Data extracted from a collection

========

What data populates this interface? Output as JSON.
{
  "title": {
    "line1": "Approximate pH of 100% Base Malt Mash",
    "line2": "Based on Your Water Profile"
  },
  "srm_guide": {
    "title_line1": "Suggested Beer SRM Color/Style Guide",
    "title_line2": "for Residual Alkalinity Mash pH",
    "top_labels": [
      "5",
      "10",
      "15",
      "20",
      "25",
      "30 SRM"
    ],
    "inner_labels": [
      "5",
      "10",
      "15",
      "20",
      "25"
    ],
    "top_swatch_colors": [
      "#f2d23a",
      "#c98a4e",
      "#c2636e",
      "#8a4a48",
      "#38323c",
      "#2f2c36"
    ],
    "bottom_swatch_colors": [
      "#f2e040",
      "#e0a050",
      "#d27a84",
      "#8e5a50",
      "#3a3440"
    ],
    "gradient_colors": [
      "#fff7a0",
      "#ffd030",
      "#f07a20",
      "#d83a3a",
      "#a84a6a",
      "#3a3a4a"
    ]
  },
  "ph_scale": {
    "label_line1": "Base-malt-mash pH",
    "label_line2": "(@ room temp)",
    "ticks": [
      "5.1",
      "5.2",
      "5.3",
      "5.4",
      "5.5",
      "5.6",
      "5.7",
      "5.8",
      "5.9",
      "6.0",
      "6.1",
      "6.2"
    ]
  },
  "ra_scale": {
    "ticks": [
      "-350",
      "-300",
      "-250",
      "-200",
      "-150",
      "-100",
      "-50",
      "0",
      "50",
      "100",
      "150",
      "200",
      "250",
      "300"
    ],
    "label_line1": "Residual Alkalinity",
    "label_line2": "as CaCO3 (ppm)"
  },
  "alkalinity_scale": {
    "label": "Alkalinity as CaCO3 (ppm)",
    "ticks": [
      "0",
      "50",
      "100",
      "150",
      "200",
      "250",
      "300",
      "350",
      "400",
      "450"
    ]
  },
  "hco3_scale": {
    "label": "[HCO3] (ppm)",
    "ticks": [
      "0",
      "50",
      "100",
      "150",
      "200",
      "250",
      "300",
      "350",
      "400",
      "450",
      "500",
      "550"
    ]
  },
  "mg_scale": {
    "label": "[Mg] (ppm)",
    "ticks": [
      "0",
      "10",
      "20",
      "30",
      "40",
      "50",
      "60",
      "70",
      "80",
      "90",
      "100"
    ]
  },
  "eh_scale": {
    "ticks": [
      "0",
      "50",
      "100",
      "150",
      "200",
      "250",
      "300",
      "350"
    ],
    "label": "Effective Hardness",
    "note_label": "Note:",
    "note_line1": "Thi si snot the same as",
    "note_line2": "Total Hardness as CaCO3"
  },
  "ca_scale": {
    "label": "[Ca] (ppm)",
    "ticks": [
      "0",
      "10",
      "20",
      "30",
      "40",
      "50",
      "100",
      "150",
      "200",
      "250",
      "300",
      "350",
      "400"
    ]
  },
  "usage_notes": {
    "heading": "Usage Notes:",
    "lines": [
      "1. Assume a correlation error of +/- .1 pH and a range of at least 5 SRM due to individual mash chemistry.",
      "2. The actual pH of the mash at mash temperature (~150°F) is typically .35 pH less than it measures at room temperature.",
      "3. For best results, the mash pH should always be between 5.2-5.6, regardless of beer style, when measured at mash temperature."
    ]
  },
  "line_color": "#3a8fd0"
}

========

__WHAT IS BEING ASKED__: Write the entire listing out again, word for word.

__REPLY TO THE TASK__:
What data populates this interface? Output as JSON.
{
  "title": {
    "line1": "Approximate pH of 100% Base Malt Mash",
    "line2": "Based on Your Water Profile"
  },
  "srm_guide": {
    "title_line1": "Suggested Beer SRM Color/Style Guide",
    "title_line2": "for Residual Alkalinity Mash pH",
    "top_labels": [
      "5",
      "10",
      "15",
      "20",
      "25",
      "30 SRM"
    ],
    "inner_labels": [
      "5",
      "10",
      "15",
      "20",
      "25"
    ],
    "top_swatch_colors": [
      "#f2d23a",
      "#c98a4e",
      "#c2636e",
      "#8a4a48",
      "#38323c",
      "#2f2c36"
    ],
    "bottom_swatch_colors": [
      "#f2e040",
      "#e0a050",
      "#d27a84",
      "#8e5a50",
      "#3a3440"
    ],
    "gradient_colors": [
      "#fff7a0",
      "#ffd030",
      "#f07a20",
      "#d83a3a",
      "#a84a6a",
      "#3a3a4a"
    ]
  },
  "ph_scale": {
    "label_line1": "Base-malt-mash pH",
    "label_line2": "(@ room temp)",
    "ticks": [
      "5.1",
      "5.2",
      "5.3",
      "5.4",
      "5.5",
      "5.6",
      "5.7",
      "5.8",
      "5.9",
      "6.0",
      "6.1",
      "6.2"
    ]
  },
  "ra_scale": {
    "ticks": [
      "-350",
      "-300",
      "-250",
      "-200",
      "-150",
      "-100",
      "-50",
      "0",
      "50",
      "100",
      "150",
      "200",
      "250",
      "300"
    ],
    "label_line1": "Residual Alkalinity",
    "label_line2": "as CaCO3 (ppm)"
  },
  "alkalinity_scale": {
    "label": "Alkalinity as CaCO3 (ppm)",
    "ticks": [
      "0",
      "50",
      "100",
      "150",
      "200",
      "250",
      "300",
      "350",
      "400",
      "450"
    ]
  },
  "hco3_scale": {
    "label": "[HCO3] (ppm)",
    "ticks": [
      "0",
      "50",
      "100",
      "150",
      "200",
      "250",
      "300",
      "350",
      "400",
      "450",
      "500",
      "550"
    ]
  },
  "mg_scale": {
    "label": "[Mg] (ppm)",
    "ticks": [
      "0",
      "10",
      "20",
      "30",
      "40",
      "50",
      "60",
      "70",
      "80",
      "90",
      "100"
    ]
  },
  "eh_scale": {
    "ticks": [
      "0",
      "50",
      "100",
      "150",
      "200",
      "250",
      "300",
      "350"
    ],
    "label": "Effective Hardness",
    "note_label": "Note:",
    "note_line1": "Thi si snot the same as",
    "note_line2": "Total Hardness as CaCO3"
  },
  "ca_scale": {
    "label": "[Ca] (ppm)",
    "ticks": [
      "0",
      "10",
      "20",
      "30",
      "40",
      "50",
      "100",
      "150",
      "200",
      "250",
      "300",
      "350",
      "400"
    ]
  },
  "usage_notes": {
    "heading": "Usage Notes:",
    "lines": [
      "1. Assume a correlation error of +/- .1 pH and a range of at least 5 SRM due to individual mash chemistry.",
      "2. The actual pH of the mash at mash temperature (~150°F) is typically .35 pH less than it measures at room temperature.",
      "3. For best results, the mash pH should always be between 5.2-5.6, regardless of beer style, when measured at mash temperature."
    ]
  },
  "line_color": "#3a8fd0"
}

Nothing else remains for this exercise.